*CHALLENGE:*
Take each line containing the word "speak" and copy it.

···

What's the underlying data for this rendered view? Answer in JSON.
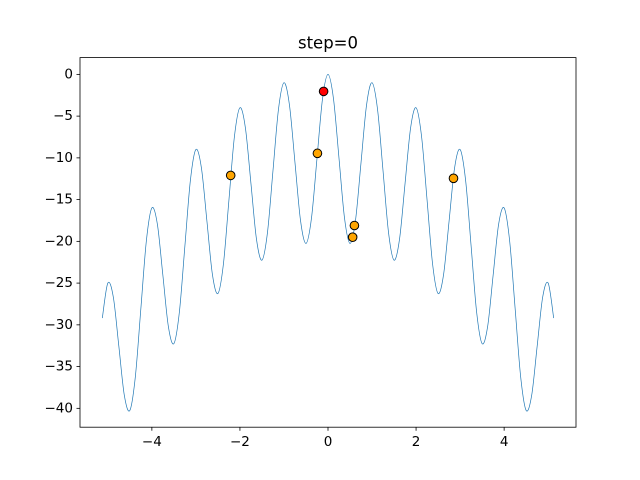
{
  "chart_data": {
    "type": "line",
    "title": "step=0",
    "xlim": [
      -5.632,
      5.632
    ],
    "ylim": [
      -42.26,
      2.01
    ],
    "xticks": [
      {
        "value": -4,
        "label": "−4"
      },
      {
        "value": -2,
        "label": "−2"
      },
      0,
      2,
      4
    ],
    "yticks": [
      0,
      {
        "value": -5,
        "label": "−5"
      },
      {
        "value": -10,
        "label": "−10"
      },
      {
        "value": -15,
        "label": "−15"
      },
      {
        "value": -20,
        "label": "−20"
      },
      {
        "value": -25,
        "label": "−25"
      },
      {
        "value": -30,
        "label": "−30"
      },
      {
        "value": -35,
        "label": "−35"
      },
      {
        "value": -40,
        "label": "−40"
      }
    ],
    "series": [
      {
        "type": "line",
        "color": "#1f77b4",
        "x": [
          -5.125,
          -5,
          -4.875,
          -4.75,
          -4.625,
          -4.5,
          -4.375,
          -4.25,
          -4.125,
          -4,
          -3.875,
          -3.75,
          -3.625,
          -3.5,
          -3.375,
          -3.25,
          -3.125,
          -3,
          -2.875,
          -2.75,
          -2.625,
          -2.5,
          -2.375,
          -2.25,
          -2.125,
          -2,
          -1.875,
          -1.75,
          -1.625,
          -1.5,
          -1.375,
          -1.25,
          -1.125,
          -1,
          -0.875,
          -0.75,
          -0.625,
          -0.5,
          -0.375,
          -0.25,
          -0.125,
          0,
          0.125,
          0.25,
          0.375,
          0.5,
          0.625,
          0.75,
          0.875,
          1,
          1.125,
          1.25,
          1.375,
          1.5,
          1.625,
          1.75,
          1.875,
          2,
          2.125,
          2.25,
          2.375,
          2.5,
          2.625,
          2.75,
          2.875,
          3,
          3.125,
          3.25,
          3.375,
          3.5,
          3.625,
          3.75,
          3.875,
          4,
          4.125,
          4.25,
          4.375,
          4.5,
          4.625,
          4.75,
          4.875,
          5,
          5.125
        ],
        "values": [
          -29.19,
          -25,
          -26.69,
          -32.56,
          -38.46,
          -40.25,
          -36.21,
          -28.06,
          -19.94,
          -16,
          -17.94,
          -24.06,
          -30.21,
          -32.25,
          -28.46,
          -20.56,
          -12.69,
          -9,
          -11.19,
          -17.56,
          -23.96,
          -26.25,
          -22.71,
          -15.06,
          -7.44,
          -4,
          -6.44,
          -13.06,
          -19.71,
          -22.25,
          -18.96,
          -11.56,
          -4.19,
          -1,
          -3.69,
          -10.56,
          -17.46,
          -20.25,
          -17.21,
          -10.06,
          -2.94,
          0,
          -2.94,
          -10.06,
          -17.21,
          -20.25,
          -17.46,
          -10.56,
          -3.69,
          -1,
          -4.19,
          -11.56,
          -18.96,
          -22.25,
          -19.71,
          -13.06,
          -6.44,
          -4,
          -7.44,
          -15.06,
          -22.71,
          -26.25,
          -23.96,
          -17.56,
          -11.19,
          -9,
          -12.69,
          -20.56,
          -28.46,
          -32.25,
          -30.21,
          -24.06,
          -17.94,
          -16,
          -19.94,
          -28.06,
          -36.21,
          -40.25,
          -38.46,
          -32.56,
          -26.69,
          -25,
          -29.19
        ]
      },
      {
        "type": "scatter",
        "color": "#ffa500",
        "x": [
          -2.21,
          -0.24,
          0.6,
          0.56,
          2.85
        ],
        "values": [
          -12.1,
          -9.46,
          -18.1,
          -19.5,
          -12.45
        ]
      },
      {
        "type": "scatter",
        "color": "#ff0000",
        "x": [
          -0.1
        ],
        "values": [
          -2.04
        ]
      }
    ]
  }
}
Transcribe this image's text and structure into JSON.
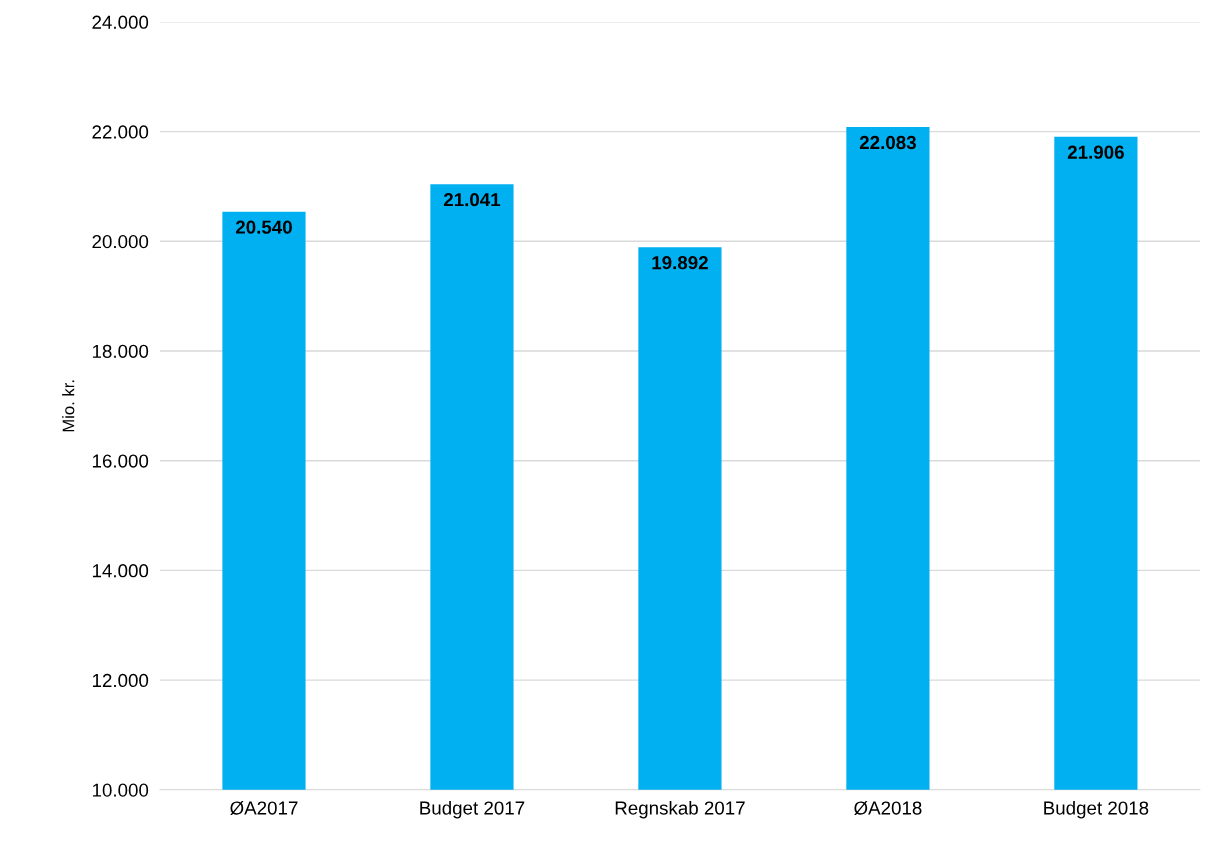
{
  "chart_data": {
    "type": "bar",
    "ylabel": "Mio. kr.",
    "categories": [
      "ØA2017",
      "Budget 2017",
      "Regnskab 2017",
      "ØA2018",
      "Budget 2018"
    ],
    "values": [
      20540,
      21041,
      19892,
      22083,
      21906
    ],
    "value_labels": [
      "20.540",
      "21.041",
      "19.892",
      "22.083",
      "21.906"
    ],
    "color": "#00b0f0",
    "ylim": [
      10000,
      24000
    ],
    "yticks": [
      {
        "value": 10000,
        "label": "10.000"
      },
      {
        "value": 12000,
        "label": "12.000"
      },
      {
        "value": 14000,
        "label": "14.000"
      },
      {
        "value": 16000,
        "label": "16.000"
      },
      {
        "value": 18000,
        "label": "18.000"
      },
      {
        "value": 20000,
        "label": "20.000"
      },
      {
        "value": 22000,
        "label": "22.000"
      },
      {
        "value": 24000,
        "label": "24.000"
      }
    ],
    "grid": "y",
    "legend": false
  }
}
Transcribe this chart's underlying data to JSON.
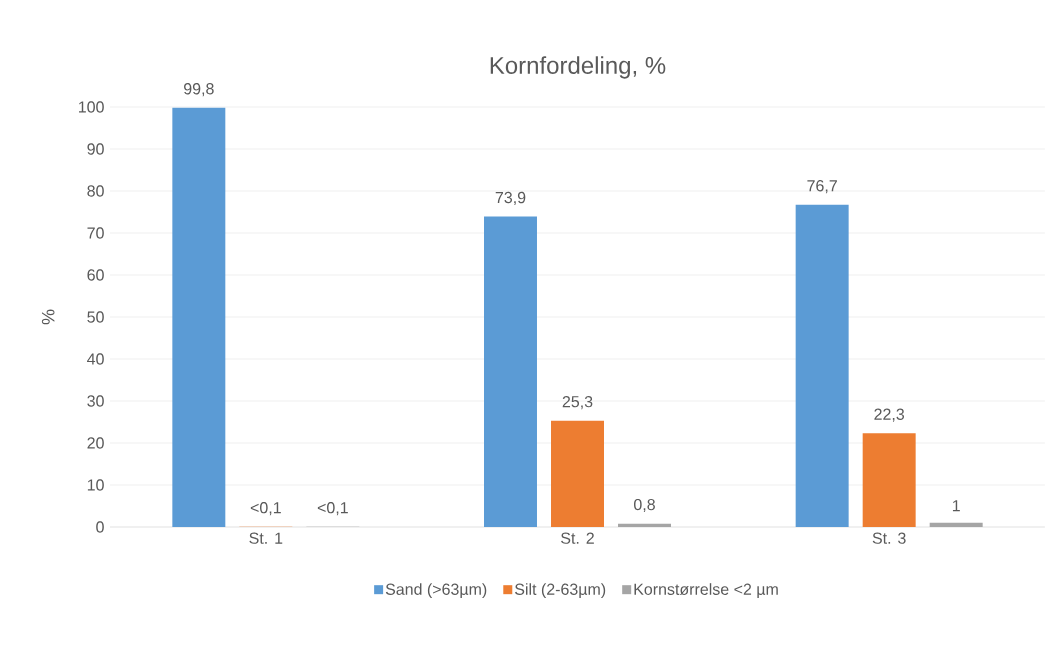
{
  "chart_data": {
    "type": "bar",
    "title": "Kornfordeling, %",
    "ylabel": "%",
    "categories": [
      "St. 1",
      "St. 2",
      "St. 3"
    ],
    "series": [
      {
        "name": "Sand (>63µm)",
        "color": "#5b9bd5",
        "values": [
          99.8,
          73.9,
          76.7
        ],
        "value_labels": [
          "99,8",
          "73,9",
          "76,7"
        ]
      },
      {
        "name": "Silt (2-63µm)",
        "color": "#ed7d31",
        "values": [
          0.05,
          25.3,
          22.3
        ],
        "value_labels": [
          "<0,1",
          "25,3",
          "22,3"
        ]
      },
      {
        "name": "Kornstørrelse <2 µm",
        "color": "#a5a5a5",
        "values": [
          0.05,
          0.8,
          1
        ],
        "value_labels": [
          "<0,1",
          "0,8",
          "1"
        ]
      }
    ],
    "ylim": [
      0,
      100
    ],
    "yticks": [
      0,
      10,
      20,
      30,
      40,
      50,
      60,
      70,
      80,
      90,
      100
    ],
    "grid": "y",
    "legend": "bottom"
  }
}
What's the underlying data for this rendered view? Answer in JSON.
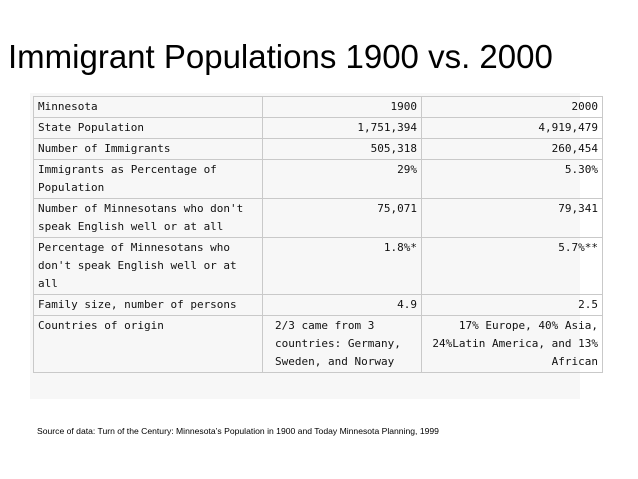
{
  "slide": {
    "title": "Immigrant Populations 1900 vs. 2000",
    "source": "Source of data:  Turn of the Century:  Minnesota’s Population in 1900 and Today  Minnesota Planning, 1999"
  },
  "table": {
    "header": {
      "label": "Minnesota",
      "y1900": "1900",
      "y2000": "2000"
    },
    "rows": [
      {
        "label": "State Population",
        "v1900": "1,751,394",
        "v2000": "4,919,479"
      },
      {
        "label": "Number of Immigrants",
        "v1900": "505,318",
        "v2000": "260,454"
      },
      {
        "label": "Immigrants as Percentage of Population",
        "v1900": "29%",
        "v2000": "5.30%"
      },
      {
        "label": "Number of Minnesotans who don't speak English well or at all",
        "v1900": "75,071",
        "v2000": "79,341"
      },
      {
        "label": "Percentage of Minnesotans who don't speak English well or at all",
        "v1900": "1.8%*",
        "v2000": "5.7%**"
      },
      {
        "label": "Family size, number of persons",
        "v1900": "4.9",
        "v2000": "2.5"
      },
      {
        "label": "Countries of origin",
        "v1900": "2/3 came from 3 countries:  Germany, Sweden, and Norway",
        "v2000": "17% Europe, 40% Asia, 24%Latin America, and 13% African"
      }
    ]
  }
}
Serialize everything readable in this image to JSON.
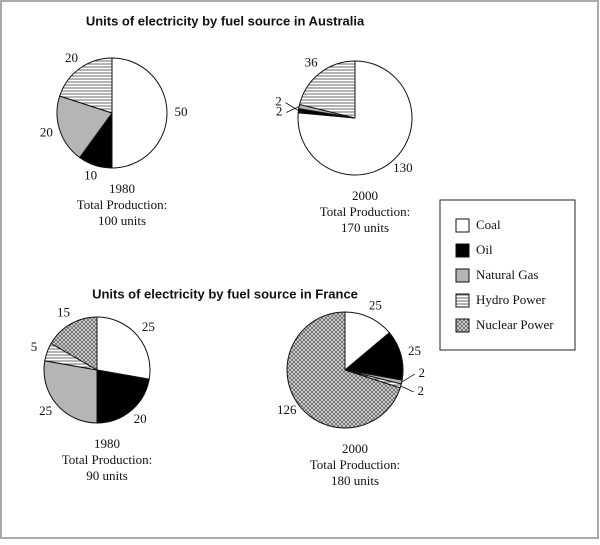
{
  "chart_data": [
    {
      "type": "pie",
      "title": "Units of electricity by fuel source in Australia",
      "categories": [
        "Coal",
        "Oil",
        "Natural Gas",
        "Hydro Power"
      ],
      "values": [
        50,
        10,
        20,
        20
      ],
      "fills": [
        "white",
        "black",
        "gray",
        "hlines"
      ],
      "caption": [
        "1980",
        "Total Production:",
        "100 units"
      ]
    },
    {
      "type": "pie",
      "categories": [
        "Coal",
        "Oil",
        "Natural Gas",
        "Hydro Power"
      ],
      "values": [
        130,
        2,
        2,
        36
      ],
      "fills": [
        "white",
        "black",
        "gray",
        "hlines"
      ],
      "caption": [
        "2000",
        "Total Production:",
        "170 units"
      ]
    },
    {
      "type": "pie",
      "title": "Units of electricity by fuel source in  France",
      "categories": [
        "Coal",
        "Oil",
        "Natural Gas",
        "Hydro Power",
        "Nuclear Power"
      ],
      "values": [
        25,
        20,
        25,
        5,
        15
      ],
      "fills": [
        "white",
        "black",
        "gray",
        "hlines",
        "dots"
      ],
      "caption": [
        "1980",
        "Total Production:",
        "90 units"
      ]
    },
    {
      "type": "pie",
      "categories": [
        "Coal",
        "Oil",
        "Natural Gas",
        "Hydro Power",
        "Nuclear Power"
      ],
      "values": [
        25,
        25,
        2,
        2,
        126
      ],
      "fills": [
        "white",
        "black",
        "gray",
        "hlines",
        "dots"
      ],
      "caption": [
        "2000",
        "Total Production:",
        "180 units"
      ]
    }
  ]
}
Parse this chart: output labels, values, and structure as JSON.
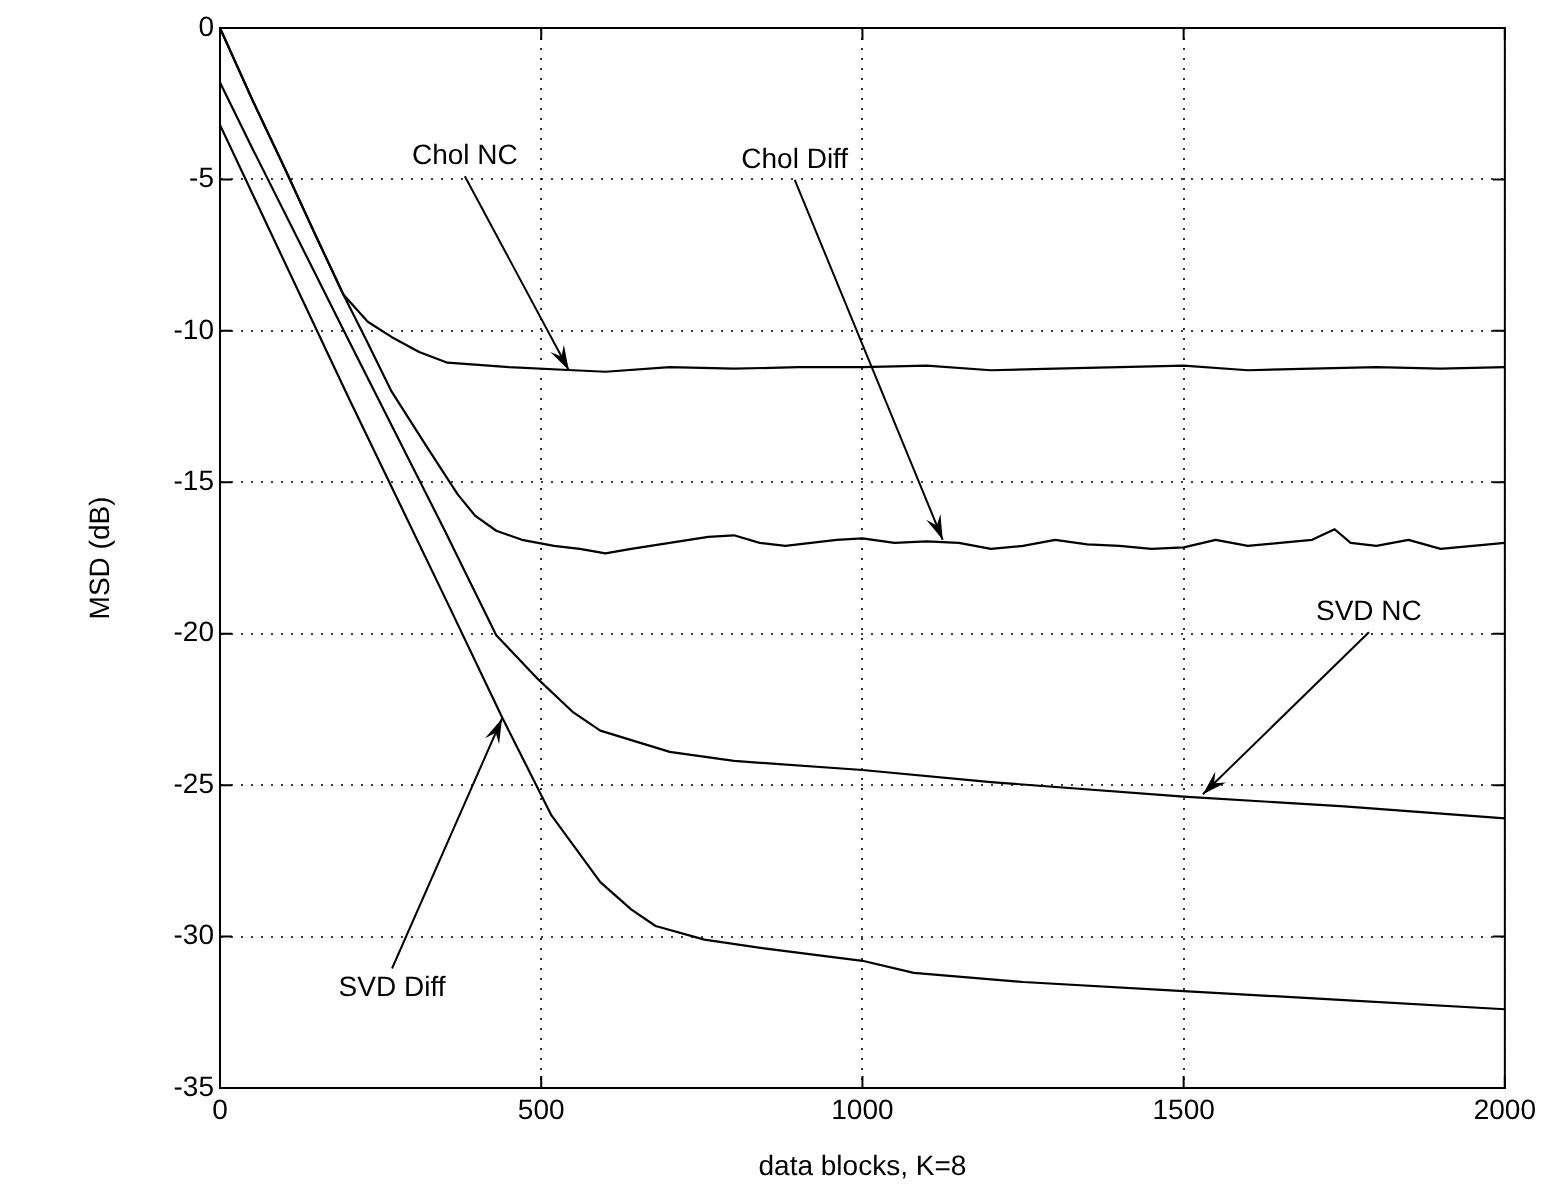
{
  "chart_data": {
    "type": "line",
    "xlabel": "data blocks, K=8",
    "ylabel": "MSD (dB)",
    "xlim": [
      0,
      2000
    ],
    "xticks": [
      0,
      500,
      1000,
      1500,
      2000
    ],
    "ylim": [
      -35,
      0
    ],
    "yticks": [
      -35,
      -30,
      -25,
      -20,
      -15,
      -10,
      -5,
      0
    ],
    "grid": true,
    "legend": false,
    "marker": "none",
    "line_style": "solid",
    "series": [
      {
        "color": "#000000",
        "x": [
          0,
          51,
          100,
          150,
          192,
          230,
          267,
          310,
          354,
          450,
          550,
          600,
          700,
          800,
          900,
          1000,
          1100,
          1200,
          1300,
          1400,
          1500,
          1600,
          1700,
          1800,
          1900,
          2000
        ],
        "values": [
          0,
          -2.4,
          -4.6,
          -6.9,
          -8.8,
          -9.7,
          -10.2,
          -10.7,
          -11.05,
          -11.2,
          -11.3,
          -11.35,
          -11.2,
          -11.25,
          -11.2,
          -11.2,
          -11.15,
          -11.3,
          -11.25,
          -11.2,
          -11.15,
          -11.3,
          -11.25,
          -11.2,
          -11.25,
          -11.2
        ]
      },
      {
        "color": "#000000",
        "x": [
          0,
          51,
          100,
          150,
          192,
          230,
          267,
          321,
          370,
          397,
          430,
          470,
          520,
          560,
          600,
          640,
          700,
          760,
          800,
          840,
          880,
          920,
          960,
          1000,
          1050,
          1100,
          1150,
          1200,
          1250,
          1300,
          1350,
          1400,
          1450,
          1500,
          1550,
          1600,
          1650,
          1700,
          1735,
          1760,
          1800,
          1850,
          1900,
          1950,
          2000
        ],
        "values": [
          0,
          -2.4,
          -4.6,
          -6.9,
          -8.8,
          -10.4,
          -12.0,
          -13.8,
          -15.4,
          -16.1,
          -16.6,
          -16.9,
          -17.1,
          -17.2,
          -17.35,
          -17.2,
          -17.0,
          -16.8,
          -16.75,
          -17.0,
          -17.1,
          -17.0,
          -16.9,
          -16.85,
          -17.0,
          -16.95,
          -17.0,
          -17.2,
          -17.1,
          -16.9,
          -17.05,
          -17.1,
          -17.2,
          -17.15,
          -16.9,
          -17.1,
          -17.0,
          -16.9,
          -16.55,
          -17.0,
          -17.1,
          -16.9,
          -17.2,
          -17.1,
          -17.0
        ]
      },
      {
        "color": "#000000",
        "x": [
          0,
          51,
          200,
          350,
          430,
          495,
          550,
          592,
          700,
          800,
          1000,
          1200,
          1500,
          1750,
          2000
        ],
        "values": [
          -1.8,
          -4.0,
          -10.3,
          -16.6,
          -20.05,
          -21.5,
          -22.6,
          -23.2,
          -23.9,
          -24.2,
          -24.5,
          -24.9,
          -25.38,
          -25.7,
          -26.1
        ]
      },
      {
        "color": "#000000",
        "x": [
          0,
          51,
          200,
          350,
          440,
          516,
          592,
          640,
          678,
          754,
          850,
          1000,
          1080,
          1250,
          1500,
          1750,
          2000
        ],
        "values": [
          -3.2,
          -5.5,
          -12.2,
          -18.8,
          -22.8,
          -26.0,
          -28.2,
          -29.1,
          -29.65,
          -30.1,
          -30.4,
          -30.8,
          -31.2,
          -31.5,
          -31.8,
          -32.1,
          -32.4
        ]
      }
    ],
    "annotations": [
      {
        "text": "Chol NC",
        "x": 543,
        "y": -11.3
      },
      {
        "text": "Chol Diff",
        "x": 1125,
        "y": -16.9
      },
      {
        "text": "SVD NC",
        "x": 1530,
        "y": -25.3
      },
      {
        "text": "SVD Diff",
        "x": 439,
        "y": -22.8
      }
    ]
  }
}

···

*TASK RESULT:*
        "label": "Number of Minnesotans who don't speak English well or at all",
        "label": "Percentage of Minnesotans who don't speak English well or at all",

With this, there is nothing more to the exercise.